SUPPLIED TEXT
My mother had always used food as a catalyst to keep us close. That was never truer than two years ago, when I had escaped a tumultuous relationship, but was not unscathed. I was left broken, with depression, anxiety, and anorexia—the holy trinity of mental health. My relationship had distanced me from my family. My ex was very controlling, and it became awkward to talk with them, as I tended to explode into tears, wishing for change. When I finally went home for a visit, my mother confronted me. We had never spoken about my eating disorder before. It was the incredibly skinny elephant in the room, and when it was finally said out loud, it felt like a knife run right through my stomach. That one word changed everything. “You have anorexia,” my mother said softly, with concern wobbling her words. I could no longer ignore what had been staring me in the face.

So I moved home. The first month was a nightmare. I couldn’t adjust to eating more, and my antidepressants were making me nauseous. I just lay in bed or on the sofa, cuddling up to my mum. She would brush my hair, do my washing, everything. It was the first time in years that I had permitted that kind of maternal attention, since I had moved out on my own when I was 18. (I moved in with my boyfriend at the time; classic big mistake.) And even as a child, I liked to sort things out myself. When my mum wasn’t cooking or cleaning for me, she felt like an unnecessary part of my life. Now I had reverted to a childlike state, completely dependent on Mummy (I felt like Norman bloody Bates). Spending day after day with each other, we became very close—shopping, watching family videos, walking in the countryside. It was lovely. We finally had the relationship we had both chased for so many years.

A few months passed, and I started to recover, mentally and physically. I got a job as a pastry chef, which helped to change my relationship with food in a positive way. But as I became more independent, my mother grew angrier. She seemed to try and distance me from things that were making me happy, like if I worked overtime, she would say they were using me. Every mouthful of food, she wanted to snatch away; every giggle, she wanted to muffle. Things like that would result in rows, all because we wouldn't confront what was really going on. She was making recovery difficult, so I moved out. But every jealous phone call, every argument, only pushed my mother and me even further apart.

PROBLEM DESCRIPTION
Continue the account of recovering from anorexia at home with the narrator's mother, picking up after its final sentence.

Structured page parsing data
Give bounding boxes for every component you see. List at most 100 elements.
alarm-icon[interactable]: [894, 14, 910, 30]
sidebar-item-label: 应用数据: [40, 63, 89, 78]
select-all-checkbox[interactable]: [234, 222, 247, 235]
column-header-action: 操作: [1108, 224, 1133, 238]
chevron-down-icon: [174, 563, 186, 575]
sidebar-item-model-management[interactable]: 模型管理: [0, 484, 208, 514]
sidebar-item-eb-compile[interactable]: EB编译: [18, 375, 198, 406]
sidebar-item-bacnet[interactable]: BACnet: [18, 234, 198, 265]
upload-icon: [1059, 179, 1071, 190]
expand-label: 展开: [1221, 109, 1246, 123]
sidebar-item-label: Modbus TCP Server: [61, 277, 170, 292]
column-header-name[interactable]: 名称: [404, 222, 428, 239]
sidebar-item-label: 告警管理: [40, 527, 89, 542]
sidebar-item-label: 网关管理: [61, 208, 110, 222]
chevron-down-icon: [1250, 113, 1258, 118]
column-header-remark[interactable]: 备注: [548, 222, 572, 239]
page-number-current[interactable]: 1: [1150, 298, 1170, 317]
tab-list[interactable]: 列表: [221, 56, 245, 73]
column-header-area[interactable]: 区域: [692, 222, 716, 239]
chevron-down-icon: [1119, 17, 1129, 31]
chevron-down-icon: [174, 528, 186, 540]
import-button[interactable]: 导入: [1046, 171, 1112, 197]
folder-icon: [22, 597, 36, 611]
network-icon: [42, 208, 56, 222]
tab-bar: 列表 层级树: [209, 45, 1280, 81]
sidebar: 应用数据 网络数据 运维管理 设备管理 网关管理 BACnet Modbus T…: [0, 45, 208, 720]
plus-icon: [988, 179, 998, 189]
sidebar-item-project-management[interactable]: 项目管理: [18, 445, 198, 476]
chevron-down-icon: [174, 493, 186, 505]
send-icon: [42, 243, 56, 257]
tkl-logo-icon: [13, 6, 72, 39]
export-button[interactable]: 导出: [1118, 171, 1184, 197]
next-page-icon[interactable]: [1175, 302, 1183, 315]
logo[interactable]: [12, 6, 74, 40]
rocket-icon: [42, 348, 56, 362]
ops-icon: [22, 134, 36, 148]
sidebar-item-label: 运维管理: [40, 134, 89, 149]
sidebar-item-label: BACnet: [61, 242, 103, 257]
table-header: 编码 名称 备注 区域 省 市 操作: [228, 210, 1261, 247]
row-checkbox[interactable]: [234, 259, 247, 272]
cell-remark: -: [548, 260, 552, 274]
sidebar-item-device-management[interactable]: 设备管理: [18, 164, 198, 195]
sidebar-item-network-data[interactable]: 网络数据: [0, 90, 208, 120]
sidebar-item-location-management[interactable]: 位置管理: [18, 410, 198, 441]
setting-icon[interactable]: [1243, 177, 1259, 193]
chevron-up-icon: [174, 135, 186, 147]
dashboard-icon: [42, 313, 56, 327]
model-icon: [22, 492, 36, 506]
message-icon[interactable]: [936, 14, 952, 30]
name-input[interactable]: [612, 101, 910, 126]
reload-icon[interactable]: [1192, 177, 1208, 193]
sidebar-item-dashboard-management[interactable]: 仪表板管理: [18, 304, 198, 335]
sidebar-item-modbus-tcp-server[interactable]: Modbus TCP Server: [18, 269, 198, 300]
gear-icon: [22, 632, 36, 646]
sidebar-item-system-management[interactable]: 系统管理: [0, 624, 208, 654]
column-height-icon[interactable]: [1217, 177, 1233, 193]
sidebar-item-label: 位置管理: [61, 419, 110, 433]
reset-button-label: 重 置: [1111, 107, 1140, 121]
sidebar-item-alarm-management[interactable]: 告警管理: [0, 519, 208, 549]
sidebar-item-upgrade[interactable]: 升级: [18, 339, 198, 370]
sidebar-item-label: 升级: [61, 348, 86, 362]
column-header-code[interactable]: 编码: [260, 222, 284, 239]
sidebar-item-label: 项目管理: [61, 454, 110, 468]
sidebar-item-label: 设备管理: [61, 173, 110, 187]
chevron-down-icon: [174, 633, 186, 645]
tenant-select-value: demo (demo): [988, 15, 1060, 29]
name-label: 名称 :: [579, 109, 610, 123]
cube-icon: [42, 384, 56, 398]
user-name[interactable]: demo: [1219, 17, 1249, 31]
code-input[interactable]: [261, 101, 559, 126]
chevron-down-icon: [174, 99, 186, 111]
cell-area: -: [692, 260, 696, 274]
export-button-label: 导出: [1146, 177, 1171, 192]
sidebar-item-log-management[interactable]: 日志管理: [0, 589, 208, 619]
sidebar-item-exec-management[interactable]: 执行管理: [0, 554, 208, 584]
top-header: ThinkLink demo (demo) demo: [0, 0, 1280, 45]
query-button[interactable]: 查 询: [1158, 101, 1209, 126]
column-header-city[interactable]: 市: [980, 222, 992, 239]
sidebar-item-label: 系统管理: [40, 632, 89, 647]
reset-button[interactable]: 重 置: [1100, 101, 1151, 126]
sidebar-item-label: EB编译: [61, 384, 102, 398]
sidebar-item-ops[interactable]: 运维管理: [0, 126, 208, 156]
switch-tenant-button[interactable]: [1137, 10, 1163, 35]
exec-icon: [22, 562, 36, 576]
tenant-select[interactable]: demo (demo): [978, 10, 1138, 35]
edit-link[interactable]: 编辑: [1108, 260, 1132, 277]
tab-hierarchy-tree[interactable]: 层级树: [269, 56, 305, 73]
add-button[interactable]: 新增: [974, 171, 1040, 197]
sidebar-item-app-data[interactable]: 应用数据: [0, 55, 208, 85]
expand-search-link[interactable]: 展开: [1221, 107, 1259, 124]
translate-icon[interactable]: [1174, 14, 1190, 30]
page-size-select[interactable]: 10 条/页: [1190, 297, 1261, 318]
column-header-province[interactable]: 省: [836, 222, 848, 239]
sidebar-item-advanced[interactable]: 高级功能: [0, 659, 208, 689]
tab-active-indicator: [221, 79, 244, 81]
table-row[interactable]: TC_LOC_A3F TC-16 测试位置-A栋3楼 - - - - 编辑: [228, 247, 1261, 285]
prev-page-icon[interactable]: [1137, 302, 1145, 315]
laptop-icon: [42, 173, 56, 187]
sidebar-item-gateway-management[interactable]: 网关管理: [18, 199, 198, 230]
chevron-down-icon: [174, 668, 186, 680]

RESULT OF THIS EXERCISE
Thankfully we have both grown a lot. I tend to take a more silent approach, and I realized why my mum behaved the way she did. She doesn’t accept that just because I’m not dependent on her, it doesn’t mean I don’t love her unconditionally, and I really do. I only hope that one day she understands.


Olivia Keable is an art history student who lives in London. She can be found on Instagram.

Beefy Bake

I’ve worked in kitchens and bars for the past couple of years, but nothing beats my mother’s Beefy Bake. The memory of my childhood is the sweet pain of indigestion from too much of this dish.

1 lb. fusilli

1 lb. chopped beef

10 oz. mushrooms, sliced

1 Oxo beef stock cube

cheddar cheese, grated


In a large pot of boiling water, cook pasta for 10 minutes.

Preheat oven to 400 F.

In a large frying pan, brown the beef and mushrooms.

Dissolve beef stock cube in a spoonful of pasta water, and add to meat mixture.

Drain pasta, and place in a deep ovenproof pan or baking dish.

Pour meat mixture on top.

Top with cheese (as much as your heart can take).

Bake until cheese melts and browns, about 15 minutes.

Serve with ketchup.

Serves 4.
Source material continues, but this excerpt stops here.